# Start of Excerpted records

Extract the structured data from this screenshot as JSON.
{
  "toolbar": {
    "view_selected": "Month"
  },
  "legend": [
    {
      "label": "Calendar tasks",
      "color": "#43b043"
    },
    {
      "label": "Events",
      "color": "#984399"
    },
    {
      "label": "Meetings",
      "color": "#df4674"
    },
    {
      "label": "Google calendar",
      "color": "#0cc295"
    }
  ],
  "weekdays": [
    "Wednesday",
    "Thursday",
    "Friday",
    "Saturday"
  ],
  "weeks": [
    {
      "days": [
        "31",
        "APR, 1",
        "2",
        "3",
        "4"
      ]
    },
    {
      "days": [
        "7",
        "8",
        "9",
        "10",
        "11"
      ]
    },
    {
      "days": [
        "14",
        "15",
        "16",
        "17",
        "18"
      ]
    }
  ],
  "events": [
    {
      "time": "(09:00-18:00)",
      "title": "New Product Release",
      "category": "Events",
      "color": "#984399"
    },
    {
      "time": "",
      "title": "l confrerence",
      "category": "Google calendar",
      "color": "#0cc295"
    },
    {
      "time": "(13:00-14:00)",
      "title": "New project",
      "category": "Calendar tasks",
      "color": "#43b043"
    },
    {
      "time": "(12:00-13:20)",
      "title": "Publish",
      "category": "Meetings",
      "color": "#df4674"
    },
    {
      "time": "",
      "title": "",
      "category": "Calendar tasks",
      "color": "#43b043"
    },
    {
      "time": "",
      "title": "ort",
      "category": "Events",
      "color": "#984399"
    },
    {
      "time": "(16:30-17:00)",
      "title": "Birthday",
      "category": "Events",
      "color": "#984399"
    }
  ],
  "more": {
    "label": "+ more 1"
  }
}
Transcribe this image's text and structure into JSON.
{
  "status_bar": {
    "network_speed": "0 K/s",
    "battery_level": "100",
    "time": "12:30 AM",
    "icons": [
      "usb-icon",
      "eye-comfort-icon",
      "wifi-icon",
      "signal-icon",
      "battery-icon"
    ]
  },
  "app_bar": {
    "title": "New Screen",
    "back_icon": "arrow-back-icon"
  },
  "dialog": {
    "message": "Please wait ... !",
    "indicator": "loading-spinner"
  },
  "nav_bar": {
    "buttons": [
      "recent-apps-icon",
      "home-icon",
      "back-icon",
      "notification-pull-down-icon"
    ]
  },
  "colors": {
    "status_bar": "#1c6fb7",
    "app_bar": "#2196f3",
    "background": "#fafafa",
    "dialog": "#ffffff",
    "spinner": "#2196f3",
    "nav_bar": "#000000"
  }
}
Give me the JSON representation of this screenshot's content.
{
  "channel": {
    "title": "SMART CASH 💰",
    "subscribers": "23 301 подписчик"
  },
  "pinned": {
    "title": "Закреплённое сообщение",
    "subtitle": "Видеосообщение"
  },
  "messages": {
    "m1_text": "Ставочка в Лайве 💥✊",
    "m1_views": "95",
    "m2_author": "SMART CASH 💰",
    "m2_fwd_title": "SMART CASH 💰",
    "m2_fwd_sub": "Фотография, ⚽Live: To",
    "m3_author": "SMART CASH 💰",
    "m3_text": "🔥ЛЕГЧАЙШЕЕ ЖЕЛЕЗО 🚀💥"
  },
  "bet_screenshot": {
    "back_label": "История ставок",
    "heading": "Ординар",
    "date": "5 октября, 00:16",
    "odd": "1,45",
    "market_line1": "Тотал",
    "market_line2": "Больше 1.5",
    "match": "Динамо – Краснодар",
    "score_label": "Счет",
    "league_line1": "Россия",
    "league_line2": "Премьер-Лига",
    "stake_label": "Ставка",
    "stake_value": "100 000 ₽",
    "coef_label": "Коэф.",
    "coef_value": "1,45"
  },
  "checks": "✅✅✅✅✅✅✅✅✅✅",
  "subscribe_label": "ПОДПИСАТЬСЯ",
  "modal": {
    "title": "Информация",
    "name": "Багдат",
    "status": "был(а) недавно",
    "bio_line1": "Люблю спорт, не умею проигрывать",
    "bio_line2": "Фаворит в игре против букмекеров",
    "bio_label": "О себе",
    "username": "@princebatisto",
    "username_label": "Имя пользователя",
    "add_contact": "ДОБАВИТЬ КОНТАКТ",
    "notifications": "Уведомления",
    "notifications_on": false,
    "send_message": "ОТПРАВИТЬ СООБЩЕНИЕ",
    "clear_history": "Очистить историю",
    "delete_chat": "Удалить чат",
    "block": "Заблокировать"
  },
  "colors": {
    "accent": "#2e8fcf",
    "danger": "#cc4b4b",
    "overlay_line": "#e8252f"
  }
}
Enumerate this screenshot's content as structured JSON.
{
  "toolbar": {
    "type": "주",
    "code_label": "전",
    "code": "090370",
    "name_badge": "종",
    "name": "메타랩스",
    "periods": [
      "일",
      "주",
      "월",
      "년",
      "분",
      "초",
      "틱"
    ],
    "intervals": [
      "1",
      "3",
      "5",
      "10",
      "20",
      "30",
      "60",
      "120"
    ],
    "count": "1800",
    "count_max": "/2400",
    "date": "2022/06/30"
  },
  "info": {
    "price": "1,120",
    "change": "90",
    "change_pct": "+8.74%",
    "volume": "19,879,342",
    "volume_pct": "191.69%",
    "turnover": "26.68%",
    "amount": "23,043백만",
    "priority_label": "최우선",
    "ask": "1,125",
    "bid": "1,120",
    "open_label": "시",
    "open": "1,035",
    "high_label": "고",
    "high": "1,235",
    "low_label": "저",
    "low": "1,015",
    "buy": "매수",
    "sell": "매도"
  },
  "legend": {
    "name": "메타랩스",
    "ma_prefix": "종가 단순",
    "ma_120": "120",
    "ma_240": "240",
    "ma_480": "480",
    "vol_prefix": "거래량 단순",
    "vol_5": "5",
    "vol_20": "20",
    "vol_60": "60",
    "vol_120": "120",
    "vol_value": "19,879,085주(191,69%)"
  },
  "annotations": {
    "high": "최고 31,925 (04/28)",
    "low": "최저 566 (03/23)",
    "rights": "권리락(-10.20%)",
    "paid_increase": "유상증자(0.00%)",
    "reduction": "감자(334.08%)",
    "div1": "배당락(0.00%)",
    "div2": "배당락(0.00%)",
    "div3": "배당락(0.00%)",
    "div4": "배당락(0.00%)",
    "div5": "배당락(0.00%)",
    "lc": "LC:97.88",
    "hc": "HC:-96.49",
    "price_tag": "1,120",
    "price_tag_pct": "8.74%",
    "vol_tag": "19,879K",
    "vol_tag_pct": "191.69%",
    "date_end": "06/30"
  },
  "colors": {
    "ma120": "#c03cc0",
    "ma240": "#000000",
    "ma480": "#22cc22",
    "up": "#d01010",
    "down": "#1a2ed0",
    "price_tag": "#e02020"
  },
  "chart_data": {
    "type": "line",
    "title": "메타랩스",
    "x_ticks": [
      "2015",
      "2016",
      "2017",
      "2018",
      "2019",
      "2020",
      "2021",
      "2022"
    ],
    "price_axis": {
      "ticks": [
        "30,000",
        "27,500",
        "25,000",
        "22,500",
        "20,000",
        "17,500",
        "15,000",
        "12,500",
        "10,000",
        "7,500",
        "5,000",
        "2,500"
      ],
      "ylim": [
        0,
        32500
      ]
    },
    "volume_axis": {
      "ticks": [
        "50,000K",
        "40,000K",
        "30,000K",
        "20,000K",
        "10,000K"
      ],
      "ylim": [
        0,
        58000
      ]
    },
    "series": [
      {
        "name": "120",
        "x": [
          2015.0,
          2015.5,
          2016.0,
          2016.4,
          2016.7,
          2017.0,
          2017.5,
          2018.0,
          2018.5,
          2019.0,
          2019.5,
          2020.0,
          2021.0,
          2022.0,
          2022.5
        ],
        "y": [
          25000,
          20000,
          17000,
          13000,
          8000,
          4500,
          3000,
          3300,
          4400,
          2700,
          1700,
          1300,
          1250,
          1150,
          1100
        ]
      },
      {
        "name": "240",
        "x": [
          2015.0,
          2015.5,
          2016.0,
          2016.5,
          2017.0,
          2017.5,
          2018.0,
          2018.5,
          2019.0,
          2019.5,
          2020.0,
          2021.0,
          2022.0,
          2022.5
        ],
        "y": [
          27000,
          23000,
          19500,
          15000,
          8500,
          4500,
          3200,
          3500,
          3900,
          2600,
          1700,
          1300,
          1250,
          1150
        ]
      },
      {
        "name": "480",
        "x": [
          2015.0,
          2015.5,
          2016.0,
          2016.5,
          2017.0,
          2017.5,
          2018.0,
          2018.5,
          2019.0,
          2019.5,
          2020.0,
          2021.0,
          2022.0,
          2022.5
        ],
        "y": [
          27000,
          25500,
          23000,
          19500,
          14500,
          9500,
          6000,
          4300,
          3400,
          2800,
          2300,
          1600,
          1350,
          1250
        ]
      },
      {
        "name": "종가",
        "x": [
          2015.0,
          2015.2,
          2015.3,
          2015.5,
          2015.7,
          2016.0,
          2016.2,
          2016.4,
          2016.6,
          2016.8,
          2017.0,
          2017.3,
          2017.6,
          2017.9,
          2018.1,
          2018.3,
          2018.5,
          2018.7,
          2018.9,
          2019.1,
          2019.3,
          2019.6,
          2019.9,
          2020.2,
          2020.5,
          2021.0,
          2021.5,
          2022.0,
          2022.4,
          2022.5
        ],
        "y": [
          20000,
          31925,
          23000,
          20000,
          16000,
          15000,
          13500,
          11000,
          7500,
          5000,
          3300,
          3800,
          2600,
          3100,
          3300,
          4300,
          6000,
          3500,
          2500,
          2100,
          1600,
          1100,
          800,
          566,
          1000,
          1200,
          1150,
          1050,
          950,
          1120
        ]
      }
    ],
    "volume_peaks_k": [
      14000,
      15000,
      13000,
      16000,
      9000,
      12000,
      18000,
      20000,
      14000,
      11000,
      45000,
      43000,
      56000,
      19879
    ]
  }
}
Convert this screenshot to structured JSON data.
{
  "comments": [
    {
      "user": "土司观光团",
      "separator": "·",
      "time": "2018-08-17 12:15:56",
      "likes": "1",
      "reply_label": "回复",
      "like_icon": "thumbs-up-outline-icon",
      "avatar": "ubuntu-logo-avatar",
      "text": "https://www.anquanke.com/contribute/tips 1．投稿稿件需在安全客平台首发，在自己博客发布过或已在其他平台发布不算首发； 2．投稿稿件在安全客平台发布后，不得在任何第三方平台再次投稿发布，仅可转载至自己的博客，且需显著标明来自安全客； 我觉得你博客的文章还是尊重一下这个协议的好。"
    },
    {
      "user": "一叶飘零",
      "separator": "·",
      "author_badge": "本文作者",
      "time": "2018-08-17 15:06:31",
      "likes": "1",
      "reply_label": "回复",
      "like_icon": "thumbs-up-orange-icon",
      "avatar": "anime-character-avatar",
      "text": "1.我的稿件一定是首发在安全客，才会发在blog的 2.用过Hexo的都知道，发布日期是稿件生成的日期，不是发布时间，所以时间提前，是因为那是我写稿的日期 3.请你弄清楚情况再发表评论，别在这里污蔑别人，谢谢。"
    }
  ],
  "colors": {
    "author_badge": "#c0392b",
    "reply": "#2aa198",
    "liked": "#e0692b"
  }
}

# End of Excerpted records

Only lines with the word "down" are wanted, so copy each one from the records.

**The output**
      "notification-pull-down-icon"
    "down": "#1a2ed0",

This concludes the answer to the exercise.